Your task is to repeat all of the material exactly.
--------------------
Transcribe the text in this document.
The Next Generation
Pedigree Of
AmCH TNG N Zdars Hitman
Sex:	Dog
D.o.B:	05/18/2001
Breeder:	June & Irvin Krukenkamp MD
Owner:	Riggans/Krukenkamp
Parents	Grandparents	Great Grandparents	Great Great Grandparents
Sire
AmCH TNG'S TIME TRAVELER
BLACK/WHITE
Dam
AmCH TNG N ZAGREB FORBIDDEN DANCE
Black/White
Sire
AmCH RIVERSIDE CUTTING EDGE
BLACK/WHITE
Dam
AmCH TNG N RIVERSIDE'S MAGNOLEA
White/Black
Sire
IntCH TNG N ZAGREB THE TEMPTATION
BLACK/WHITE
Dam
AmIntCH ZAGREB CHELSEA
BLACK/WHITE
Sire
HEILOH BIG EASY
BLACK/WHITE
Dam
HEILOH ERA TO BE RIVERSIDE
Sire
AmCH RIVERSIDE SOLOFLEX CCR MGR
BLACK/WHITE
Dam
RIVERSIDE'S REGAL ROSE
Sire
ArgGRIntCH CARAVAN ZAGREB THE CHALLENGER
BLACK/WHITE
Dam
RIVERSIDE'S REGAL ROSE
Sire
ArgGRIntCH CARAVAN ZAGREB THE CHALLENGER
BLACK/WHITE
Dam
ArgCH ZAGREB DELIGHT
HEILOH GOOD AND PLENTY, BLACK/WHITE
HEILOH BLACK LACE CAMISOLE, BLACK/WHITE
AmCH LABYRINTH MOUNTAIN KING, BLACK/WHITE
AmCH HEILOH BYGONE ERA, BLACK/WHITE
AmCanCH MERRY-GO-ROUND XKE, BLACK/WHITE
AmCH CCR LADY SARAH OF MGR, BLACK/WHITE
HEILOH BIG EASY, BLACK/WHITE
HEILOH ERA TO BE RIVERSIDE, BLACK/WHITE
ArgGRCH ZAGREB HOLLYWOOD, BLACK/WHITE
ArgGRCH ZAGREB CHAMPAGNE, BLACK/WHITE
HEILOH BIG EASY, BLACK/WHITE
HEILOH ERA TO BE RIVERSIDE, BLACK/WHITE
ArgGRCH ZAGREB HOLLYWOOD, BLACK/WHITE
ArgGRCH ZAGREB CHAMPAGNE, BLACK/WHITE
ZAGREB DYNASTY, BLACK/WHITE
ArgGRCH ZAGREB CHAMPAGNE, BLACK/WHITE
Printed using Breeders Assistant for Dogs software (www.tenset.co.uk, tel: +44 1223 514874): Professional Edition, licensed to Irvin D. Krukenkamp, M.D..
--------------------
• _Answer to this problem_
Transcribe the text in this document.
The Next Generation
Pedigree Of
AmCH TNG N Zdars Hitman
Sex:	Dog
D.o.B:	05/18/2001
Breeder:	June & Irvin Krukenkamp MD
Owner:	Riggans/Krukenkamp
Parents	Grandparents	Great Grandparents	Great Great Grandparents
Sire
AmCH TNG'S TIME TRAVELER
BLACK/WHITE
Dam
AmCH TNG N ZAGREB FORBIDDEN DANCE
Black/White
Sire
AmCH RIVERSIDE CUTTING EDGE
BLACK/WHITE
Dam
AmCH TNG N RIVERSIDE'S MAGNOLEA
White/Black
Sire
IntCH TNG N ZAGREB THE TEMPTATION
BLACK/WHITE
Dam
AmIntCH ZAGREB CHELSEA
BLACK/WHITE
Sire
HEILOH BIG EASY
BLACK/WHITE
Dam
HEILOH ERA TO BE RIVERSIDE
Sire
AmCH RIVERSIDE SOLOFLEX CCR MGR
BLACK/WHITE
Dam
RIVERSIDE'S REGAL ROSE
Sire
ArgGRIntCH CARAVAN ZAGREB THE CHALLENGER
BLACK/WHITE
Dam
RIVERSIDE'S REGAL ROSE
Sire
ArgGRIntCH CARAVAN ZAGREB THE CHALLENGER
BLACK/WHITE
Dam
ArgCH ZAGREB DELIGHT
HEILOH GOOD AND PLENTY, BLACK/WHITE
HEILOH BLACK LACE CAMISOLE, BLACK/WHITE
AmCH LABYRINTH MOUNTAIN KING, BLACK/WHITE
AmCH HEILOH BYGONE ERA, BLACK/WHITE
AmCanCH MERRY-GO-ROUND XKE, BLACK/WHITE
AmCH CCR LADY SARAH OF MGR, BLACK/WHITE
HEILOH BIG EASY, BLACK/WHITE
HEILOH ERA TO BE RIVERSIDE, BLACK/WHITE
ArgGRCH ZAGREB HOLLYWOOD, BLACK/WHITE
ArgGRCH ZAGREB CHAMPAGNE, BLACK/WHITE
HEILOH BIG EASY, BLACK/WHITE
HEILOH ERA TO BE RIVERSIDE, BLACK/WHITE
ArgGRCH ZAGREB HOLLYWOOD, BLACK/WHITE
ArgGRCH ZAGREB CHAMPAGNE, BLACK/WHITE
ZAGREB DYNASTY, BLACK/WHITE
ArgGRCH ZAGREB CHAMPAGNE, BLACK/WHITE
Printed using Breeders Assistant for Dogs software (www.tenset.co.uk, tel: +44 1223 514874): Professional Edition, licensed to Irvin D. Krukenkamp, M.D..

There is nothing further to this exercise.